** BEGIN **

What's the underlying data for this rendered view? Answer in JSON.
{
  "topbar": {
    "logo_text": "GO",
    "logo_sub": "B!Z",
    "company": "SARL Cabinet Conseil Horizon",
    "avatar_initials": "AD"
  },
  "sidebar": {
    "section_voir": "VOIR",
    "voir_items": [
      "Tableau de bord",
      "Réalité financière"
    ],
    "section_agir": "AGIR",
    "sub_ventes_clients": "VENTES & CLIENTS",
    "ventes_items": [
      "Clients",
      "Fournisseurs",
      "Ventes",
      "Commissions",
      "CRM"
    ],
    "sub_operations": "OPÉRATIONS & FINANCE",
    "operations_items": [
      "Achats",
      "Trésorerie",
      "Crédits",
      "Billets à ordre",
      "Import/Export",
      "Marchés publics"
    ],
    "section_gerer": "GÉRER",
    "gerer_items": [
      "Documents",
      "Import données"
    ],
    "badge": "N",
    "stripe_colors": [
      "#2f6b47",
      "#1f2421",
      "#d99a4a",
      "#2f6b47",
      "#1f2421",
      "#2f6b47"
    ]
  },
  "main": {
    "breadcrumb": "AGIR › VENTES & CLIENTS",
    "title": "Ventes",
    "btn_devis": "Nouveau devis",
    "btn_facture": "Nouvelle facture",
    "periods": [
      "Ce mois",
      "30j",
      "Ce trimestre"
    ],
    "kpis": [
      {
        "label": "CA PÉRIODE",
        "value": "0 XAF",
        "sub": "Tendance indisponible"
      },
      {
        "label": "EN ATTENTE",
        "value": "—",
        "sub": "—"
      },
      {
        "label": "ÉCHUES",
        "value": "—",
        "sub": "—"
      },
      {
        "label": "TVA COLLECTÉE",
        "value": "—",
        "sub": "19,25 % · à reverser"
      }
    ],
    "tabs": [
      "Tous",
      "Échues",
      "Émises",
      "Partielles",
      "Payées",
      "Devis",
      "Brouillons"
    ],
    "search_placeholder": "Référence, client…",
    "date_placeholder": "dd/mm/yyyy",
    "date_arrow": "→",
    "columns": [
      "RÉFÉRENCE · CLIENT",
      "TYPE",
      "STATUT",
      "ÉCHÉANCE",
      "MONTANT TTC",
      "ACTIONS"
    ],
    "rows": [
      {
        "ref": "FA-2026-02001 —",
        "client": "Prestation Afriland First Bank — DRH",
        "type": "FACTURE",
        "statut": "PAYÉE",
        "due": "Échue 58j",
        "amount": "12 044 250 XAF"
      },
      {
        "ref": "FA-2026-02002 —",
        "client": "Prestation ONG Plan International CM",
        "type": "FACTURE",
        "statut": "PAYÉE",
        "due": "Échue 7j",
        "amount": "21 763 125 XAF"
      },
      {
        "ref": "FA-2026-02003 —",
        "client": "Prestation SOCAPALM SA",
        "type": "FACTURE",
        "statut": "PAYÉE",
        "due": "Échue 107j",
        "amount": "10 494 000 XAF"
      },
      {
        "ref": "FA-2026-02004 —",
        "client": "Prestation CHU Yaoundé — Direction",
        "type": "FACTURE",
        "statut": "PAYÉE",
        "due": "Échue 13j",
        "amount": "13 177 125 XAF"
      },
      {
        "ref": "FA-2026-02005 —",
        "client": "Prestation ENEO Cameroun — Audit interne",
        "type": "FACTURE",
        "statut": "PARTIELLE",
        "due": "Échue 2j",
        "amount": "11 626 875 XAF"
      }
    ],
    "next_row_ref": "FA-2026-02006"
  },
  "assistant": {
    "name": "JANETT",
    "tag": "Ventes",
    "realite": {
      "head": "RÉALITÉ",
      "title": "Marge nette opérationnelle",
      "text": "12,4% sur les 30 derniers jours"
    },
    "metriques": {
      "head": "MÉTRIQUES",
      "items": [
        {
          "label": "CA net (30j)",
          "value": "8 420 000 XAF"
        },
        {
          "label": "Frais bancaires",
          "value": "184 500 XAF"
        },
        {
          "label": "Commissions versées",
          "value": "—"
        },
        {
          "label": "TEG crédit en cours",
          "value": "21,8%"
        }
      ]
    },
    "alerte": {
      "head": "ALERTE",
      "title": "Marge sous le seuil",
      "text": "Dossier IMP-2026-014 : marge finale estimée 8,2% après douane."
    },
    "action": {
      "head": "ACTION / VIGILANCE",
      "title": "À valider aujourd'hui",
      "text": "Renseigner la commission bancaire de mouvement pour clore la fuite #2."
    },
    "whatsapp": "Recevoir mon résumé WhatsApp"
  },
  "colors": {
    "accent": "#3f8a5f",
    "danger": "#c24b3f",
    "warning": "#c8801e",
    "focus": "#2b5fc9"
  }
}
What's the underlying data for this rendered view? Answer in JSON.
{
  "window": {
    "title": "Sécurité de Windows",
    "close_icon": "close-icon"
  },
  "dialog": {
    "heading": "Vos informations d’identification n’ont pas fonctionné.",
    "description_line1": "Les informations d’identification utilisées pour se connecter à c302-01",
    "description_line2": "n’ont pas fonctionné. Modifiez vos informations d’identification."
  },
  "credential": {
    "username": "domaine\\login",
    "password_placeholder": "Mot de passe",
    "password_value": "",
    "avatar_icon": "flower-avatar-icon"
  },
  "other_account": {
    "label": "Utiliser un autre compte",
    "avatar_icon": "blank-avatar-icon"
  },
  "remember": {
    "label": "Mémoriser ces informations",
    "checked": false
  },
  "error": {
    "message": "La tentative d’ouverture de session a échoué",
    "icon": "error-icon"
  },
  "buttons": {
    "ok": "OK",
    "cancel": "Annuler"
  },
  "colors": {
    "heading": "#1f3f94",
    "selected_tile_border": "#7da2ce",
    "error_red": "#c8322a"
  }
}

** END **

> **WRITTEN EXERCISE**
Restate every record exactly, leaving nothing out.

> **EXERCISE RESPONSE**
What's the underlying data for this rendered view? Answer in JSON.
{
  "topbar": {
    "logo_text": "GO",
    "logo_sub": "B!Z",
    "company": "SARL Cabinet Conseil Horizon",
    "avatar_initials": "AD"
  },
  "sidebar": {
    "section_voir": "VOIR",
    "voir_items": [
      "Tableau de bord",
      "Réalité financière"
    ],
    "section_agir": "AGIR",
    "sub_ventes_clients": "VENTES & CLIENTS",
    "ventes_items": [
      "Clients",
      "Fournisseurs",
      "Ventes",
      "Commissions",
      "CRM"
    ],
    "sub_operations": "OPÉRATIONS & FINANCE",
    "operations_items": [
      "Achats",
      "Trésorerie",
      "Crédits",
      "Billets à ordre",
      "Import/Export",
      "Marchés publics"
    ],
    "section_gerer": "GÉRER",
    "gerer_items": [
      "Documents",
      "Import données"
    ],
    "badge": "N",
    "stripe_colors": [
      "#2f6b47",
      "#1f2421",
      "#d99a4a",
      "#2f6b47",
      "#1f2421",
      "#2f6b47"
    ]
  },
  "main": {
    "breadcrumb": "AGIR › VENTES & CLIENTS",
    "title": "Ventes",
    "btn_devis": "Nouveau devis",
    "btn_facture": "Nouvelle facture",
    "periods": [
      "Ce mois",
      "30j",
      "Ce trimestre"
    ],
    "kpis": [
      {
        "label": "CA PÉRIODE",
        "value": "0 XAF",
        "sub": "Tendance indisponible"
      },
      {
        "label": "EN ATTENTE",
        "value": "—",
        "sub": "—"
      },
      {
        "label": "ÉCHUES",
        "value": "—",
        "sub": "—"
      },
      {
        "label": "TVA COLLECTÉE",
        "value": "—",
        "sub": "19,25 % · à reverser"
      }
    ],
    "tabs": [
      "Tous",
      "Échues",
      "Émises",
      "Partielles",
      "Payées",
      "Devis",
      "Brouillons"
    ],
    "search_placeholder": "Référence, client…",
    "date_placeholder": "dd/mm/yyyy",
    "date_arrow": "→",
    "columns": [
      "RÉFÉRENCE · CLIENT",
      "TYPE",
      "STATUT",
      "ÉCHÉANCE",
      "MONTANT TTC",
      "ACTIONS"
    ],
    "rows": [
      {
        "ref": "FA-2026-02001 —",
        "client": "Prestation Afriland First Bank — DRH",
        "type": "FACTURE",
        "statut": "PAYÉE",
        "due": "Échue 58j",
        "amount": "12 044 250 XAF"
      },
      {
        "ref": "FA-2026-02002 —",
        "client": "Prestation ONG Plan International CM",
        "type": "FACTURE",
        "statut": "PAYÉE",
        "due": "Échue 7j",
        "amount": "21 763 125 XAF"
      },
      {
        "ref": "FA-2026-02003 —",
        "client": "Prestation SOCAPALM SA",
        "type": "FACTURE",
        "statut": "PAYÉE",
        "due": "Échue 107j",
        "amount": "10 494 000 XAF"
      },
      {
        "ref": "FA-2026-02004 —",
        "client": "Prestation CHU Yaoundé — Direction",
        "type": "FACTURE",
        "statut": "PAYÉE",
        "due": "Échue 13j",
        "amount": "13 177 125 XAF"
      },
      {
        "ref": "FA-2026-02005 —",
        "client": "Prestation ENEO Cameroun — Audit interne",
        "type": "FACTURE",
        "statut": "PARTIELLE",
        "due": "Échue 2j",
        "amount": "11 626 875 XAF"
      }
    ],
    "next_row_ref": "FA-2026-02006"
  },
  "assistant": {
    "name": "JANETT",
    "tag": "Ventes",
    "realite": {
      "head": "RÉALITÉ",
      "title": "Marge nette opérationnelle",
      "text": "12,4% sur les 30 derniers jours"
    },
    "metriques": {
      "head": "MÉTRIQUES",
      "items": [
        {
          "label": "CA net (30j)",
          "value": "8 420 000 XAF"
        },
        {
          "label": "Frais bancaires",
          "value": "184 500 XAF"
        },
        {
          "label": "Commissions versées",
          "value": "—"
        },
        {
          "label": "TEG crédit en cours",
          "value": "21,8%"
        }
      ]
    },
    "alerte": {
      "head": "ALERTE",
      "title": "Marge sous le seuil",
      "text": "Dossier IMP-2026-014 : marge finale estimée 8,2% après douane."
    },
    "action": {
      "head": "ACTION / VIGILANCE",
      "title": "À valider aujourd'hui",
      "text": "Renseigner la commission bancaire de mouvement pour clore la fuite #2."
    },
    "whatsapp": "Recevoir mon résumé WhatsApp"
  },
  "colors": {
    "accent": "#3f8a5f",
    "danger": "#c24b3f",
    "warning": "#c8801e",
    "focus": "#2b5fc9"
  }
}
What's the underlying data for this rendered view? Answer in JSON.
{
  "window": {
    "title": "Sécurité de Windows",
    "close_icon": "close-icon"
  },
  "dialog": {
    "heading": "Vos informations d’identification n’ont pas fonctionné.",
    "description_line1": "Les informations d’identification utilisées pour se connecter à c302-01",
    "description_line2": "n’ont pas fonctionné. Modifiez vos informations d’identification."
  },
  "credential": {
    "username": "domaine\\login",
    "password_placeholder": "Mot de passe",
    "password_value": "",
    "avatar_icon": "flower-avatar-icon"
  },
  "other_account": {
    "label": "Utiliser un autre compte",
    "avatar_icon": "blank-avatar-icon"
  },
  "remember": {
    "label": "Mémoriser ces informations",
    "checked": false
  },
  "error": {
    "message": "La tentative d’ouverture de session a échoué",
    "icon": "error-icon"
  },
  "buttons": {
    "ok": "OK",
    "cancel": "Annuler"
  },
  "colors": {
    "heading": "#1f3f94",
    "selected_tile_border": "#7da2ce",
    "error_red": "#c8322a"
  }
}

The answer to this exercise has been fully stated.